──────── Working data ────────

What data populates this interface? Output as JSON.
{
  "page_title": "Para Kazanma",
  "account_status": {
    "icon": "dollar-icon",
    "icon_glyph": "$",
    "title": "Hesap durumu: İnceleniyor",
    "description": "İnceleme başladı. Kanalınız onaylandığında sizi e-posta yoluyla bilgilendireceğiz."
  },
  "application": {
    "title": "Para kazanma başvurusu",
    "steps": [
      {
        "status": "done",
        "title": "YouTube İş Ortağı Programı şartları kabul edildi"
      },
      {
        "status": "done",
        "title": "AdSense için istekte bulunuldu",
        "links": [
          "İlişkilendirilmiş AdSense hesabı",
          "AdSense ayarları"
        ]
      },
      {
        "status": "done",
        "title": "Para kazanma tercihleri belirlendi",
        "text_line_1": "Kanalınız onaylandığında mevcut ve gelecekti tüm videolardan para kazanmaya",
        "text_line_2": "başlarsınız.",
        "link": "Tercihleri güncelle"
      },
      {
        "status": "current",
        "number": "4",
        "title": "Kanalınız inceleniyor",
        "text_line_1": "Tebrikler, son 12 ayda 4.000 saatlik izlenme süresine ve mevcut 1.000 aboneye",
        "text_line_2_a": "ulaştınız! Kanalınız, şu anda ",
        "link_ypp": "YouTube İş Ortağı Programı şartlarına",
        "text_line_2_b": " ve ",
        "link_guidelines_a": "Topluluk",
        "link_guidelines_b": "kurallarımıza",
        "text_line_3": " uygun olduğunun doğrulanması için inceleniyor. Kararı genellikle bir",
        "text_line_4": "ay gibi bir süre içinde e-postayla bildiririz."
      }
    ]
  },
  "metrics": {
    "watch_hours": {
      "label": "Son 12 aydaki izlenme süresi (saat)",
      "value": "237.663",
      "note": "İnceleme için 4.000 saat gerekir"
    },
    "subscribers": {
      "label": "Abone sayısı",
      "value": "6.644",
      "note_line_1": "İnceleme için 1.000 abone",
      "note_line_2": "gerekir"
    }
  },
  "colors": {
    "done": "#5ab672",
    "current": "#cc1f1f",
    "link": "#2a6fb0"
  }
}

────────

* Given request *
Copy out every line in the listing where the word "izlenme" appears.

* Exercise output *
        "text_line_1": "Tebrikler, son 12 ayda 4.000 saatlik izlenme süresine ve mevcut 1.000 aboneye",
      "label": "Son 12 aydaki izlenme süresi (saat)",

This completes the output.